-- Tarefa a realizar --
Extraia do texto sobre a biossíntese da estricnina o trecho que vai de "A equipe de" até "explica Benke Hong.", inclusive, sem alterar nenhuma palavra.

-- Texto fornecido --

A equipe de Benke Hong abordou agora esta tarefa gigantesca:"Nossa questão-chave era como encontrar os genes responsáveis pela biossíntese da estricnina na noz venenosa. Como primeiro passo, comparamos a expressão de genes (transcriptoma) de duas espécies do mesmo gênero (Strychnos), mas do qual apenas a árvore da noz venenosa produz estricnina. Selecionamos genes candidatos para cada etapa com base na transformação química proposta, que não sabíamos se estava correta ou não", explica Benke Hong.
Os genes a montante da biossíntese de estricnina para a formação de um importante intermediário (geissosquizina) foram totalmente elucidados na planta medicinal Catharanthus roseus (Pervinca de Madagascar), que também está sendo estudada no departamento de Sarah O'Connor, e os genes homólogos foram identificados na árvore de noz venenosa.

-- Dados extraídos --
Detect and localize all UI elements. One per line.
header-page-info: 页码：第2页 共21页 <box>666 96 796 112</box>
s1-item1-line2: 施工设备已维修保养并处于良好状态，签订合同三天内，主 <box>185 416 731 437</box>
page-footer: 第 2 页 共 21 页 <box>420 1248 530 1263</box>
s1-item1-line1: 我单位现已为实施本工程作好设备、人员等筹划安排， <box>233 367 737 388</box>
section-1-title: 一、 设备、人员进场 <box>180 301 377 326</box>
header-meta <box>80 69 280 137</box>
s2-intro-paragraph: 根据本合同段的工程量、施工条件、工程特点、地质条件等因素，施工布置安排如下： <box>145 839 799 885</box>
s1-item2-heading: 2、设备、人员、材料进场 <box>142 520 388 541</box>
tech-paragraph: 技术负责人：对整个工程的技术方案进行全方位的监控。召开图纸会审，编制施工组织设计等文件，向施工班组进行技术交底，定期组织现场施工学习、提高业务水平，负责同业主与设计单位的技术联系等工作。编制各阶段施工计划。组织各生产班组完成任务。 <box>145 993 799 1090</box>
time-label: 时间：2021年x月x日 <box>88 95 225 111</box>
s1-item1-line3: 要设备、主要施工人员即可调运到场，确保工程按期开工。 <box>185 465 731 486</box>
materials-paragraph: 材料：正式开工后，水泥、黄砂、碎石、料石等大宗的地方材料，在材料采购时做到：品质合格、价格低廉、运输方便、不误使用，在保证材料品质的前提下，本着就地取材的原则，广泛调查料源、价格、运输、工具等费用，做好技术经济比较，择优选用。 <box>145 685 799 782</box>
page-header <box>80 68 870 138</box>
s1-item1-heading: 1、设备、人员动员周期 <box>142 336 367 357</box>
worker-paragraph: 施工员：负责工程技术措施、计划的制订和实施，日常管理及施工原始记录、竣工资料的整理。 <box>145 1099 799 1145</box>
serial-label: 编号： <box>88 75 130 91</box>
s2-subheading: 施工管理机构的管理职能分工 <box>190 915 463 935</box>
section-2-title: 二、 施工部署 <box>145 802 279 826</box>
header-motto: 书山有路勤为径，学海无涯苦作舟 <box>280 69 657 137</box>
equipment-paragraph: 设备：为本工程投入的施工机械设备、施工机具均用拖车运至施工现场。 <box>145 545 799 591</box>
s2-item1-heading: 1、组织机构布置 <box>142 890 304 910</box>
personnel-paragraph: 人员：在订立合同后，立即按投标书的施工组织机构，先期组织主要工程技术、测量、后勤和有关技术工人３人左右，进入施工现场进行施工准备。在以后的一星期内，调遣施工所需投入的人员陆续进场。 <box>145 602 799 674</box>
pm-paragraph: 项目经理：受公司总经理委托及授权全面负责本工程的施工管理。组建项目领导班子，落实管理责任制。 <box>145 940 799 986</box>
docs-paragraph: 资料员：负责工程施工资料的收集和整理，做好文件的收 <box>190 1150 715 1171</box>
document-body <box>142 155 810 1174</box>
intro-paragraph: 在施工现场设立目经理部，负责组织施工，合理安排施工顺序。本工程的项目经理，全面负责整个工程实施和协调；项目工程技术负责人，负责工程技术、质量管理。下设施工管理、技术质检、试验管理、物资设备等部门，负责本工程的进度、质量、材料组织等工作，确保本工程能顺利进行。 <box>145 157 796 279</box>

-- Resultado da tarefa --
A equipe de Benke Hong abordou agora esta tarefa gigantesca:"Nossa questão-chave era como encontrar os genes responsáveis pela biossíntese da estricnina na noz venenosa. Como primeiro passo, comparamos a expressão de genes (transcriptoma) de duas espécies do mesmo gênero (Strychnos), mas do qual apenas a árvore da noz venenosa produz estricnina. Selecionamos genes candidatos para cada etapa com base na transformação química proposta, que não sabíamos se estava correta ou não", explica Benke Hong.